§ **Exercise directions**
In the following material, identify every line holding the string "kind" and return it.

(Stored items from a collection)
========================================

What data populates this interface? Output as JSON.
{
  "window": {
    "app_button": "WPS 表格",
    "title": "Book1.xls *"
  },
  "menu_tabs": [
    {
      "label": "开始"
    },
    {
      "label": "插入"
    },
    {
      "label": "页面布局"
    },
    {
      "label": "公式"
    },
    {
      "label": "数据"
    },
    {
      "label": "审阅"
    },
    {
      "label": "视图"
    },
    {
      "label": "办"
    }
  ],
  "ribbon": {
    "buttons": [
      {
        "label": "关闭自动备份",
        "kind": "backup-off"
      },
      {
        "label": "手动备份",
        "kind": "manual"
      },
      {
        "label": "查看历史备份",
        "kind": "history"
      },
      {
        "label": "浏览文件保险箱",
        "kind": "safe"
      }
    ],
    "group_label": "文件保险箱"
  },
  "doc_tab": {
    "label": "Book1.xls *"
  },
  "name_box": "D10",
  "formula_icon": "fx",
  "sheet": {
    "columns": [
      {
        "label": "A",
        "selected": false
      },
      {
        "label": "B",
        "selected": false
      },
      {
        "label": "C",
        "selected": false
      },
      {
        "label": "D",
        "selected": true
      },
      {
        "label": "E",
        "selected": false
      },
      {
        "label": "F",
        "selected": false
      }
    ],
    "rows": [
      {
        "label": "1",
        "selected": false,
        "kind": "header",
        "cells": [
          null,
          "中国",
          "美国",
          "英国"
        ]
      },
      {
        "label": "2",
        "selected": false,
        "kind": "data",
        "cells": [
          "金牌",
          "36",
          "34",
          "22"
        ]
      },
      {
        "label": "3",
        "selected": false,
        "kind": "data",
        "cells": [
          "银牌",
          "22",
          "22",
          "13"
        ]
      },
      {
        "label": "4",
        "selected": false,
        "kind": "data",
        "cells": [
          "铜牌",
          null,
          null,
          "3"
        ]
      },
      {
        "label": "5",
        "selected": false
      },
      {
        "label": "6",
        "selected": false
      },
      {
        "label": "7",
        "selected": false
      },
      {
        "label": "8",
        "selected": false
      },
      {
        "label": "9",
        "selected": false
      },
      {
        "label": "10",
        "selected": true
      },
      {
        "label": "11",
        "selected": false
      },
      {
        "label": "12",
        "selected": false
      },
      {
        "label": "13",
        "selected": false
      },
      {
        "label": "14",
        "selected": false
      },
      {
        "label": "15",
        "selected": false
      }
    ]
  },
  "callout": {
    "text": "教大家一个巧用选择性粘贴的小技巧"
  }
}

========================================

§ **Answer to this task**
        "kind": "backup-off"
        "kind": "manual"
        "kind": "history"
        "kind": "safe"
        "kind": "header",
        "kind": "data",
        "kind": "data",
        "kind": "data",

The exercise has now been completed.